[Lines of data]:
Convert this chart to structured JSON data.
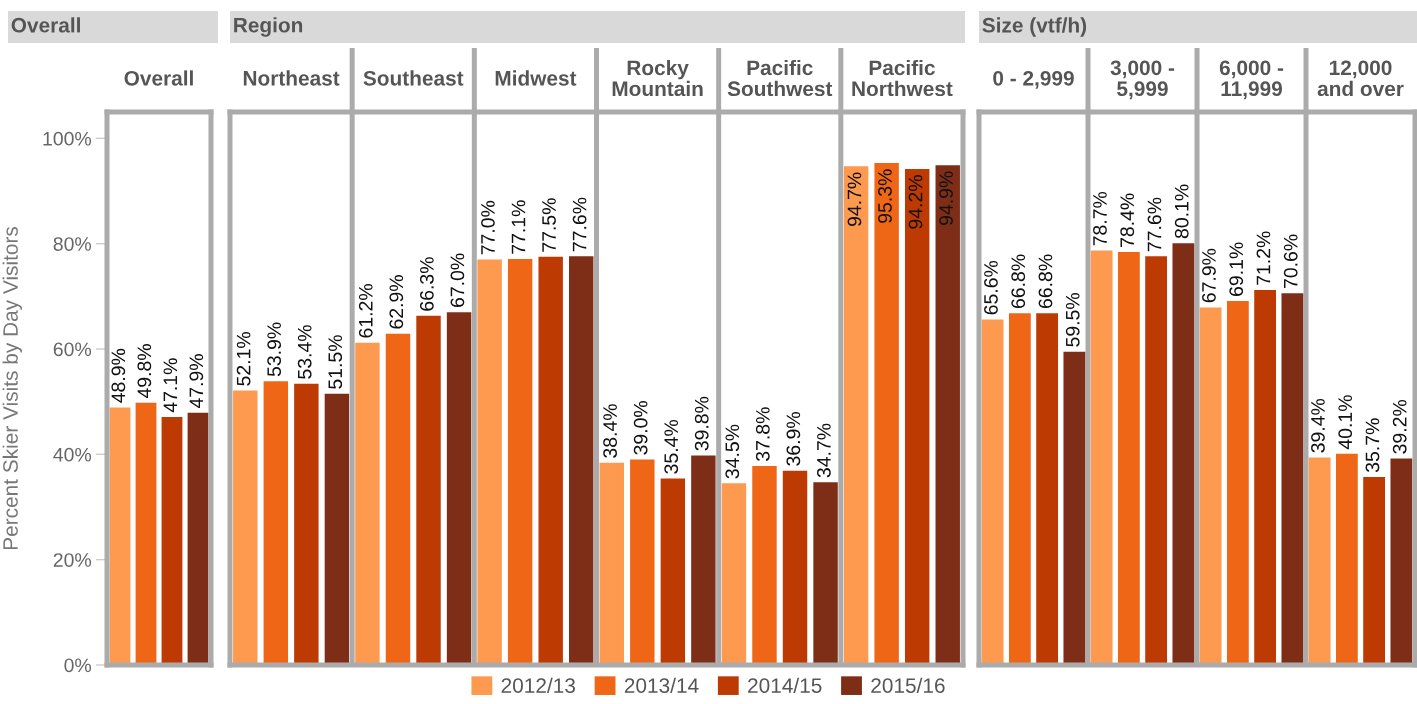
{
  "chart_data": [
    {
      "type": "bar",
      "title": "Overall",
      "ylabel": "Percent Skier Visits by Day Visitors",
      "categories": [
        "Overall"
      ],
      "series": [
        {
          "name": "2012/13",
          "color": "#fd9a4f",
          "values": [
            48.9
          ],
          "value_labels": [
            "48.9%"
          ]
        },
        {
          "name": "2013/14",
          "color": "#f06617",
          "values": [
            49.8
          ],
          "value_labels": [
            "49.8%"
          ]
        },
        {
          "name": "2014/15",
          "color": "#bd3a02",
          "values": [
            47.1
          ],
          "value_labels": [
            "47.1%"
          ]
        },
        {
          "name": "2015/16",
          "color": "#7e2e16",
          "values": [
            47.9
          ],
          "value_labels": [
            "47.9%"
          ]
        }
      ],
      "ylim": [
        0,
        105
      ],
      "yticks": [
        {
          "value": 0,
          "label": "0%"
        },
        {
          "value": 20,
          "label": "20%"
        },
        {
          "value": 40,
          "label": "40%"
        },
        {
          "value": 60,
          "label": "60%"
        },
        {
          "value": 80,
          "label": "80%"
        },
        {
          "value": 100,
          "label": "100%"
        }
      ],
      "legend": "bottom"
    },
    {
      "type": "bar",
      "title": "Region",
      "categories": [
        "Northeast",
        "Southeast",
        "Midwest",
        "Rocky\nMountain",
        "Pacific\nSouthwest",
        "Pacific\nNorthwest"
      ],
      "series": [
        {
          "name": "2012/13",
          "color": "#fd9a4f",
          "values": [
            52.1,
            61.2,
            77.0,
            38.4,
            34.5,
            94.7
          ],
          "value_labels": [
            "52.1%",
            "61.2%",
            "77.0%",
            "38.4%",
            "34.5%",
            "94.7%"
          ]
        },
        {
          "name": "2013/14",
          "color": "#f06617",
          "values": [
            53.9,
            62.9,
            77.1,
            39.0,
            37.8,
            95.3
          ],
          "value_labels": [
            "53.9%",
            "62.9%",
            "77.1%",
            "39.0%",
            "37.8%",
            "95.3%"
          ]
        },
        {
          "name": "2014/15",
          "color": "#bd3a02",
          "values": [
            53.4,
            66.3,
            77.5,
            35.4,
            36.9,
            94.2
          ],
          "value_labels": [
            "53.4%",
            "66.3%",
            "77.5%",
            "35.4%",
            "36.9%",
            "94.2%"
          ]
        },
        {
          "name": "2015/16",
          "color": "#7e2e16",
          "values": [
            51.5,
            67.0,
            77.6,
            39.8,
            34.7,
            94.9
          ],
          "value_labels": [
            "51.5%",
            "67.0%",
            "77.6%",
            "39.8%",
            "34.7%",
            "94.9%"
          ]
        }
      ],
      "ylim": [
        0,
        105
      ],
      "tick_labels": "x",
      "grid": "x"
    },
    {
      "type": "bar",
      "title": "Size (vtf/h)",
      "categories": [
        "0 - 2,999",
        "3,000 -\n5,999",
        "6,000 -\n11,999",
        "12,000\nand over"
      ],
      "series": [
        {
          "name": "2012/13",
          "color": "#fd9a4f",
          "values": [
            65.6,
            78.7,
            67.9,
            39.4
          ],
          "value_labels": [
            "65.6%",
            "78.7%",
            "67.9%",
            "39.4%"
          ]
        },
        {
          "name": "2013/14",
          "color": "#f06617",
          "values": [
            66.8,
            78.4,
            69.1,
            40.1
          ],
          "value_labels": [
            "66.8%",
            "78.4%",
            "69.1%",
            "40.1%"
          ]
        },
        {
          "name": "2014/15",
          "color": "#bd3a02",
          "values": [
            66.8,
            77.6,
            71.2,
            35.7
          ],
          "value_labels": [
            "66.8%",
            "77.6%",
            "71.2%",
            "35.7%"
          ]
        },
        {
          "name": "2015/16",
          "color": "#7e2e16",
          "values": [
            59.5,
            80.1,
            70.6,
            39.2
          ],
          "value_labels": [
            "59.5%",
            "80.1%",
            "70.6%",
            "39.2%"
          ]
        }
      ],
      "ylim": [
        0,
        105
      ],
      "tick_labels": "x",
      "grid": "x"
    }
  ]
}
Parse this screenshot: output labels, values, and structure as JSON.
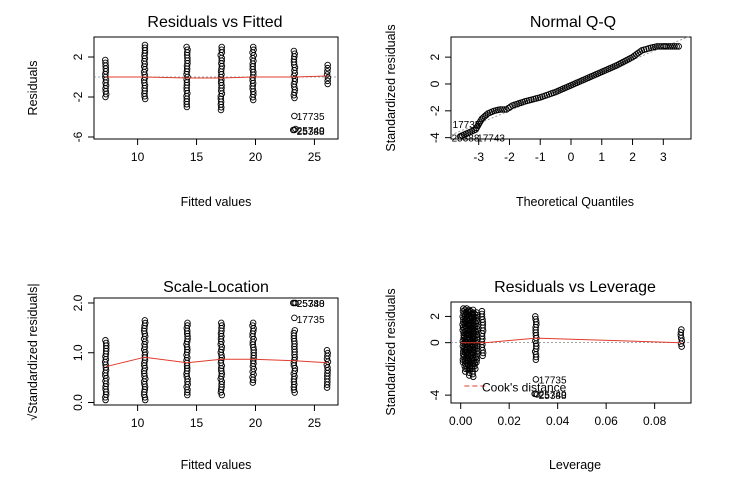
{
  "figure": {
    "panels": [
      {
        "title": "Residuals vs Fitted",
        "xlabel": "Fitted values",
        "ylabel": "Residuals"
      },
      {
        "title": "Normal Q-Q",
        "xlabel": "Theoretical Quantiles",
        "ylabel": "Standardized residuals"
      },
      {
        "title": "Scale-Location",
        "xlabel": "Fitted values",
        "ylabel": "√Standardized residuals|"
      },
      {
        "title": "Residuals vs Leverage",
        "xlabel": "Leverage",
        "ylabel": "Standardized residuals"
      }
    ]
  },
  "chart_data": [
    {
      "type": "scatter",
      "title": "Residuals vs Fitted",
      "xlabel": "Fitted values",
      "ylabel": "Residuals",
      "xlim": [
        6.3,
        27.0
      ],
      "ylim": [
        -6.2,
        4.0
      ],
      "xticks": [
        10,
        15,
        20,
        25
      ],
      "yticks": [
        2,
        -2,
        -6
      ],
      "groups": [
        {
          "x": 7.3,
          "ymin": -2.0,
          "ymax": 1.7
        },
        {
          "x": 10.6,
          "ymin": -2.2,
          "ymax": 3.2
        },
        {
          "x": 14.2,
          "ymin": -3.0,
          "ymax": 3.0
        },
        {
          "x": 17.1,
          "ymin": -3.3,
          "ymax": 3.0
        },
        {
          "x": 19.8,
          "ymin": -2.3,
          "ymax": 3.0
        },
        {
          "x": 23.3,
          "ymin": -2.1,
          "ymax": 2.6
        },
        {
          "x": 26.1,
          "ymin": -0.7,
          "ymax": 1.2
        }
      ],
      "extra_points": [
        [
          23.3,
          -3.9
        ],
        [
          23.3,
          -5.3
        ],
        [
          23.2,
          -5.3
        ],
        [
          23.4,
          -5.2
        ]
      ],
      "smooth": {
        "x": [
          7.3,
          10.6,
          14.2,
          17.1,
          19.8,
          23.3,
          26.1
        ],
        "y": [
          0.0,
          0.0,
          -0.1,
          -0.1,
          0.0,
          0.0,
          0.1
        ]
      },
      "ref_y": 0,
      "annotations": [
        {
          "text": "17735",
          "x": 23.5,
          "y": -3.9
        },
        {
          "text": "25740",
          "x": 23.5,
          "y": -5.3
        },
        {
          "text": "25388",
          "x": 23.5,
          "y": -5.3
        }
      ]
    },
    {
      "type": "scatter",
      "title": "Normal Q-Q",
      "xlabel": "Theoretical Quantiles",
      "ylabel": "Standardized residuals",
      "xlim": [
        -3.9,
        3.9
      ],
      "ylim": [
        -4.1,
        3.5
      ],
      "xticks": [
        -3,
        -2,
        -1,
        0,
        1,
        2,
        3
      ],
      "yticks": [
        2,
        0,
        -2,
        -4
      ],
      "qq": {
        "x": [
          -3.6,
          -3.1,
          -2.9,
          -2.7,
          -2.5,
          -2.3,
          -2.1,
          -1.9,
          -1.5,
          -1.0,
          -0.5,
          0.0,
          0.5,
          1.0,
          1.5,
          2.0,
          2.3,
          2.6,
          2.8,
          3.0,
          3.1,
          3.5
        ],
        "y": [
          -3.9,
          -3.4,
          -2.6,
          -2.2,
          -2.0,
          -1.9,
          -1.9,
          -1.6,
          -1.3,
          -1.0,
          -0.6,
          -0.1,
          0.4,
          0.9,
          1.4,
          2.0,
          2.5,
          2.7,
          2.8,
          2.8,
          2.8,
          2.8
        ]
      },
      "ref_line": {
        "x": [
          -3.9,
          3.9
        ],
        "y": [
          -3.8,
          3.6
        ]
      },
      "annotations": [
        {
          "text": "17735",
          "x": -3.85,
          "y": -3.0
        },
        {
          "text": "25388",
          "x": -3.88,
          "y": -4.0
        },
        {
          "text": "17743",
          "x": -3.05,
          "y": -4.0
        }
      ]
    },
    {
      "type": "scatter",
      "title": "Scale-Location",
      "xlabel": "Fitted values",
      "ylabel": "√Standardized residuals|",
      "xlim": [
        6.3,
        27.0
      ],
      "ylim": [
        -0.05,
        2.1
      ],
      "xticks": [
        10,
        15,
        20,
        25
      ],
      "yticks": [
        0.0,
        1.0,
        2.0
      ],
      "groups": [
        {
          "x": 7.3,
          "ymin": 0.05,
          "ymax": 1.25
        },
        {
          "x": 10.6,
          "ymin": 0.05,
          "ymax": 1.65
        },
        {
          "x": 14.2,
          "ymin": 0.15,
          "ymax": 1.6
        },
        {
          "x": 17.1,
          "ymin": 0.15,
          "ymax": 1.6
        },
        {
          "x": 19.8,
          "ymin": 0.4,
          "ymax": 1.6
        },
        {
          "x": 23.3,
          "ymin": 0.2,
          "ymax": 1.45
        },
        {
          "x": 26.1,
          "ymin": 0.3,
          "ymax": 1.05
        }
      ],
      "extra_points": [
        [
          23.3,
          1.7
        ],
        [
          23.3,
          2.0
        ],
        [
          23.2,
          2.0
        ],
        [
          23.4,
          2.0
        ]
      ],
      "smooth": {
        "x": [
          7.3,
          10.6,
          14.2,
          17.1,
          19.8,
          23.3,
          26.1
        ],
        "y": [
          0.72,
          0.91,
          0.8,
          0.87,
          0.87,
          0.84,
          0.8
        ]
      },
      "annotations": [
        {
          "text": "25740",
          "x": 23.5,
          "y": 2.0
        },
        {
          "text": "25388",
          "x": 23.5,
          "y": 2.0
        },
        {
          "text": "17735",
          "x": 23.5,
          "y": 1.7
        }
      ]
    },
    {
      "type": "scatter",
      "title": "Residuals vs Leverage",
      "xlabel": "Leverage",
      "ylabel": "Standardized residuals",
      "xlim": [
        -0.004,
        0.095
      ],
      "ylim": [
        -4.6,
        3.1
      ],
      "xticks": [
        0.0,
        0.02,
        0.04,
        0.06,
        0.08
      ],
      "xtick_labels": [
        "0.00",
        "0.02",
        "0.04",
        "0.06",
        "0.08"
      ],
      "yticks": [
        2,
        0,
        -4
      ],
      "groups": [
        {
          "x": 0.001,
          "ymin": -1.5,
          "ymax": 2.6
        },
        {
          "x": 0.0018,
          "ymin": -2.2,
          "ymax": 2.5
        },
        {
          "x": 0.0026,
          "ymin": -2.0,
          "ymax": 2.6
        },
        {
          "x": 0.0034,
          "ymin": -2.5,
          "ymax": 2.5
        },
        {
          "x": 0.0042,
          "ymin": -2.0,
          "ymax": 2.4
        },
        {
          "x": 0.005,
          "ymin": -2.6,
          "ymax": 2.5
        },
        {
          "x": 0.0058,
          "ymin": -2.0,
          "ymax": 2.2
        },
        {
          "x": 0.0066,
          "ymin": -1.5,
          "ymax": 2.3
        },
        {
          "x": 0.009,
          "ymin": -1.0,
          "ymax": 2.4
        },
        {
          "x": 0.031,
          "ymin": -1.3,
          "ymax": 2.0
        },
        {
          "x": 0.091,
          "ymin": -0.3,
          "ymax": 1.0
        }
      ],
      "extra_points": [
        [
          0.031,
          -2.8
        ],
        [
          0.031,
          -3.9
        ],
        [
          0.0305,
          -3.9
        ],
        [
          0.0315,
          -3.95
        ]
      ],
      "smooth": {
        "x": [
          0.0,
          0.01,
          0.031,
          0.091
        ],
        "y": [
          0.0,
          0.0,
          0.35,
          0.0
        ]
      },
      "ref_y": 0,
      "cooks_segment": {
        "x": [
          0.0015,
          0.0105
        ],
        "y": [
          -3.3,
          -3.3
        ]
      },
      "legend": {
        "label": "Cook's distance",
        "x": 0.0088,
        "y": -3.4
      },
      "annotations": [
        {
          "text": "17735",
          "x": 0.0322,
          "y": -2.8
        },
        {
          "text": "25740",
          "x": 0.0322,
          "y": -3.9
        },
        {
          "text": "25388",
          "x": 0.0322,
          "y": -3.9
        }
      ]
    }
  ]
}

[Task prompt]: Find all the lines containing "Quantiles" in the material, then copy them.

[Response to the exercise]:
        "xlabel": "Theoretical Quantiles",
      "xlabel": "Theoretical Quantiles",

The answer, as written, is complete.